── Data for this task ──

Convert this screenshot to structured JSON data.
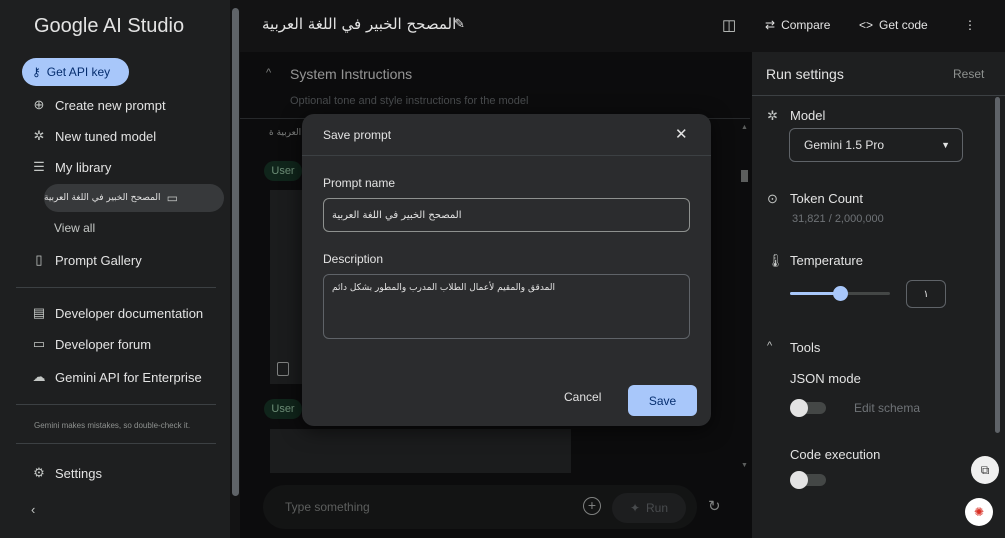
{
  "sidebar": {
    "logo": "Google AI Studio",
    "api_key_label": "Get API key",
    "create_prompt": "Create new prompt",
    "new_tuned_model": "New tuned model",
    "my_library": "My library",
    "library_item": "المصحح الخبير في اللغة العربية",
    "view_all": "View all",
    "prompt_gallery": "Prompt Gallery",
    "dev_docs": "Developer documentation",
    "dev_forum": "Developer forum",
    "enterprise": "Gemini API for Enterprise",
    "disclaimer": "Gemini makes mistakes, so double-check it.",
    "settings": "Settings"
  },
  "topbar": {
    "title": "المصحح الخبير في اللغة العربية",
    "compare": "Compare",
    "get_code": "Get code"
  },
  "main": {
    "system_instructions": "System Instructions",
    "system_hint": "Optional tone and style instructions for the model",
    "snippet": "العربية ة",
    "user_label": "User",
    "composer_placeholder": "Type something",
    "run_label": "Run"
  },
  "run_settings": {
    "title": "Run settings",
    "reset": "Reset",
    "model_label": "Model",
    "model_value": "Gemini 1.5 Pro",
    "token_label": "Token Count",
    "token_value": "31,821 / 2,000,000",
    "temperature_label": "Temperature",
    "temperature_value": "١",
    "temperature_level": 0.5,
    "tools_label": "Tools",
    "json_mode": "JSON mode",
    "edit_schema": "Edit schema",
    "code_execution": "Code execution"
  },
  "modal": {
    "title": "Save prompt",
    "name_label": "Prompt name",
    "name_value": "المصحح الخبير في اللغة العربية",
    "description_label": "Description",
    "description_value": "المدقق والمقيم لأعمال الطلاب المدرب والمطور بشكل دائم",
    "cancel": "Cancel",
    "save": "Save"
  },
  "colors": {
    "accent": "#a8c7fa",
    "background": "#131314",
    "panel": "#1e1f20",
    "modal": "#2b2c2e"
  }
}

───
── Data for this task ──

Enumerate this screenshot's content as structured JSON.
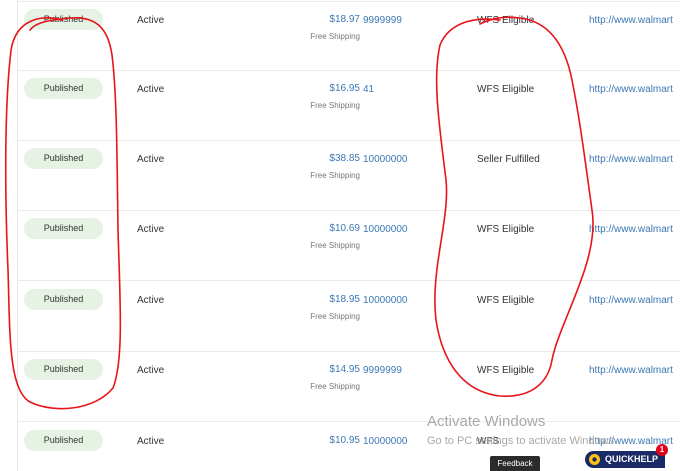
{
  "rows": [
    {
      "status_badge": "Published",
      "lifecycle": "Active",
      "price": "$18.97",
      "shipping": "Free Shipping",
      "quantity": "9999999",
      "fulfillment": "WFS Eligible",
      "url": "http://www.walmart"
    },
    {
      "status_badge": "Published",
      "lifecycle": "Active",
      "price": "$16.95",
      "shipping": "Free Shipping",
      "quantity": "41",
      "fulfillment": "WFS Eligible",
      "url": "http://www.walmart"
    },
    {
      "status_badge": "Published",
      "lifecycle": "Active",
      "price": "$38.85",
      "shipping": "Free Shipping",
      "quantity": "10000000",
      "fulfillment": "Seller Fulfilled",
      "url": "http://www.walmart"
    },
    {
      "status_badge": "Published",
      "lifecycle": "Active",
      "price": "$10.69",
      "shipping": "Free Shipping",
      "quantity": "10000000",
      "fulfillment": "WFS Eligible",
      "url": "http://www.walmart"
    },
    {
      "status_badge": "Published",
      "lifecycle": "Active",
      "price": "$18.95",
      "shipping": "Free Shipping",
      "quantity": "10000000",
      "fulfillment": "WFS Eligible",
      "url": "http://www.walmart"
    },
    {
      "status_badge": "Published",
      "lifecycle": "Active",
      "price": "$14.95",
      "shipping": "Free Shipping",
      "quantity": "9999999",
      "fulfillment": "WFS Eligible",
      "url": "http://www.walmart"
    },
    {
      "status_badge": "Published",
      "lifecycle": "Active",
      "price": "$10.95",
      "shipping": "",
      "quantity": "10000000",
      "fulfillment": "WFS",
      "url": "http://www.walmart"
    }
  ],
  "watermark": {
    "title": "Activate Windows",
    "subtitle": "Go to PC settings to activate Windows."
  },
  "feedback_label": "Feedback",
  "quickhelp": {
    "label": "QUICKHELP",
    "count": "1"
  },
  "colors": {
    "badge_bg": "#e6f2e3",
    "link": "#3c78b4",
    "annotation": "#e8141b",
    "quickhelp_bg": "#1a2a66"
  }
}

───

» Aim of the exercise:
Go through the listing above and list every line that has the word "العربية".

» Result below:
    "library_item": "المصحح الخبير في اللغة العربية",
    "title": "المصحح الخبير في اللغة العربية",
    "snippet": "العربية ة",
    "name_value": "المصحح الخبير في اللغة العربية",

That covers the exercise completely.